*Texto*.
Além disso, deve-se enfatizar que ‘genocídio’ é um conceito jurídico muito restrito, que designa um crime claramente definido, com requisitos rigorosos, e que somente pode ser estabelecido por um tribunal competente, conforme previsto na Convenção sobre Genocídio de 1948. Tribunais das Nações Unidas confirmaram que esse crime exige um padrão probatório muito elevado. No que se refere aos acontecimentos de 1915, não existe tal decisão emitida por um tribunal competente. De fato, em sua histórica ‘decisão Perinçek’, de 2015, a Corte Europeia de Direitos Humanos estabeleceu que os acontecimentos de 1915 constituem um tema de legítimo debate de interesse público, distinguindo-os de outros eventos históricos em relação aos quais tribunais internacionais emitiram decisões claras, o que não ocorreu no caso dos acontecimentos de 1915.

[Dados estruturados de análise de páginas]
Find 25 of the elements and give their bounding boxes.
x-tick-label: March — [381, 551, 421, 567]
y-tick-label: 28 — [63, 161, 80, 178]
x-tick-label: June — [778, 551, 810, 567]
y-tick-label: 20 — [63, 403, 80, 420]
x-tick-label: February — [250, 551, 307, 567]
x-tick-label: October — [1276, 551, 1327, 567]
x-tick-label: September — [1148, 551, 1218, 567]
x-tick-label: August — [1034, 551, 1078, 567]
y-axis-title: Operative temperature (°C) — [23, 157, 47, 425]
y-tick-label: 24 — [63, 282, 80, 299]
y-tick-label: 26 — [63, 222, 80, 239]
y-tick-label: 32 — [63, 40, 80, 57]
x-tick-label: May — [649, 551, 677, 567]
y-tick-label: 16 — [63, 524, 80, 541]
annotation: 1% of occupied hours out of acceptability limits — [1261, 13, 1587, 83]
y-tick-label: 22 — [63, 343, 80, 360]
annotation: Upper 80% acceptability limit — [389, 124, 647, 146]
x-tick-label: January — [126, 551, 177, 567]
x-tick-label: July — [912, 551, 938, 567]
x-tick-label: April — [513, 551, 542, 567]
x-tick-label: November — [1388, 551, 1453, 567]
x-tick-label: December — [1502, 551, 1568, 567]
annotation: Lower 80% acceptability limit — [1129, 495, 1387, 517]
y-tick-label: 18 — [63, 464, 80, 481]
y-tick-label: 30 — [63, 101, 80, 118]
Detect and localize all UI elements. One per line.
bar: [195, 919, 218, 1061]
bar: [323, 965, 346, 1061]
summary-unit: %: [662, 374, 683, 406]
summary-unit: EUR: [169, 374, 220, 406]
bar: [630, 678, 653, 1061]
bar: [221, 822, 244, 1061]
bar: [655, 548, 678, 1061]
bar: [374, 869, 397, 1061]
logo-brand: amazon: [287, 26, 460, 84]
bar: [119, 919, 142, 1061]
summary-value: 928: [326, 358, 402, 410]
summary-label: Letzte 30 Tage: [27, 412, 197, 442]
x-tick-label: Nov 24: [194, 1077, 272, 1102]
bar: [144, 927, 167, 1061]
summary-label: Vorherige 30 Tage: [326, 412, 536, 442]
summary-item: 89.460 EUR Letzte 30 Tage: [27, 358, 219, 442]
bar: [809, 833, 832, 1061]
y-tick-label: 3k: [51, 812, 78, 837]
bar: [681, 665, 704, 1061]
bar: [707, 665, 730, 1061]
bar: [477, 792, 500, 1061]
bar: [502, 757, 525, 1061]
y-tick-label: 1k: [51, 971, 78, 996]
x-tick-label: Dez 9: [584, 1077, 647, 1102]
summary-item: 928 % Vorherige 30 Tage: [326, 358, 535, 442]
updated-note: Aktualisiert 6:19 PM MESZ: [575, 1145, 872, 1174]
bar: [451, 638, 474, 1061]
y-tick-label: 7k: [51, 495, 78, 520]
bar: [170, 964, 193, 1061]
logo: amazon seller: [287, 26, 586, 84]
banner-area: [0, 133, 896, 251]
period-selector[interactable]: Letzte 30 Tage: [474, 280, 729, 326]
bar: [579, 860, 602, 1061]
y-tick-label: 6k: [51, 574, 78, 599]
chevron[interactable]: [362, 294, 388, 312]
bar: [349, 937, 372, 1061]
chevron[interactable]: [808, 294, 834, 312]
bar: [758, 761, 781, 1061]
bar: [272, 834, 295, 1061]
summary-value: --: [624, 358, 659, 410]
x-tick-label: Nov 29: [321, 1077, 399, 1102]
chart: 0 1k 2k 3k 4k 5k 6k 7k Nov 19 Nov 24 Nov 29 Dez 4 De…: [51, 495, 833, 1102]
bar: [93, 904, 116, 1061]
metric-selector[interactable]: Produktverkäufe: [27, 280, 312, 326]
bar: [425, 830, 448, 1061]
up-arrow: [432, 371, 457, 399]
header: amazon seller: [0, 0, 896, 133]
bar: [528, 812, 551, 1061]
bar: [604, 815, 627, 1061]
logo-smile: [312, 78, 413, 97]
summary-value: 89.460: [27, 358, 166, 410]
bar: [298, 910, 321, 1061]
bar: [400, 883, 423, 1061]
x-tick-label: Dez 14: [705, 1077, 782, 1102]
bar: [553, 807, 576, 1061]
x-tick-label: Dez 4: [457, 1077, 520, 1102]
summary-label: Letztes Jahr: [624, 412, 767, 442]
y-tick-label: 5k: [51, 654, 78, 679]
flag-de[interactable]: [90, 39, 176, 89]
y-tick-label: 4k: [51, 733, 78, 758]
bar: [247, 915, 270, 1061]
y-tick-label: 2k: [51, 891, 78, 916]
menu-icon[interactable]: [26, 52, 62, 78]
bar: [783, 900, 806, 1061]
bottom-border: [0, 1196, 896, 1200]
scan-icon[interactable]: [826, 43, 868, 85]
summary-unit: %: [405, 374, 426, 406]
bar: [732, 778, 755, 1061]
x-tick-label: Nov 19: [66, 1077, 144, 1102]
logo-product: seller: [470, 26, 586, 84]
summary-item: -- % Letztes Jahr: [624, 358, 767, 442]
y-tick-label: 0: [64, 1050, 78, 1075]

*Atividade 1*. Quais são todos os anos mencionados no texto sobre o conceito de genocídio?
*Atividade 2*. No texto sobre o conceito de genocídio, o que a Corte Europeia de Direitos Humanos estabeleceu na decisão Perinçek a respeito dos acontecimentos de 1915?
*Atividade 3*. Continue o texto sobre o conceito de genocídio a partir do ponto em que ele termina.
As linhas constituem um material à parte, independente do texto.

*Resposta 1*. 1915, 1948 e 2015.

*Resposta 2*. Que os acontecimentos de 1915 constituem um tema de legítimo debate de interesse público.

*Resposta 3*.
Períodos controversos da história devem ser objeto de debate sereno entre estudiosos competentes e imparciais. De fato, a Türkiye propôs à Armênia a criação de uma comissão conjunta de história em 2005, com o objetivo de se chegar a uma narrativa compartilhada baseada em uma memória justa e objetiva. Essa proposta continua sobre a mesa. Além disso, os vastos arquivos otomanos, como uma das principais fontes primárias da época, estão abertos e acessíveis à pesquisa acadêmica, enquanto os arquivos armênios ainda não foram totalmente abertos, o que constitui um obstáculo a adicionais pesquisas acadêmicas e estudos arquivísticos com base em fontes primárias autênticas. É importante destacar que, no debate relativo aos referidos acontecimentos, as partes envolvidas compartilham uma posição clara de oposição à exploração política dessa questão por terceiros países e atores externos, enquanto círculos armênios moderados também questionam as alegações de genocídio.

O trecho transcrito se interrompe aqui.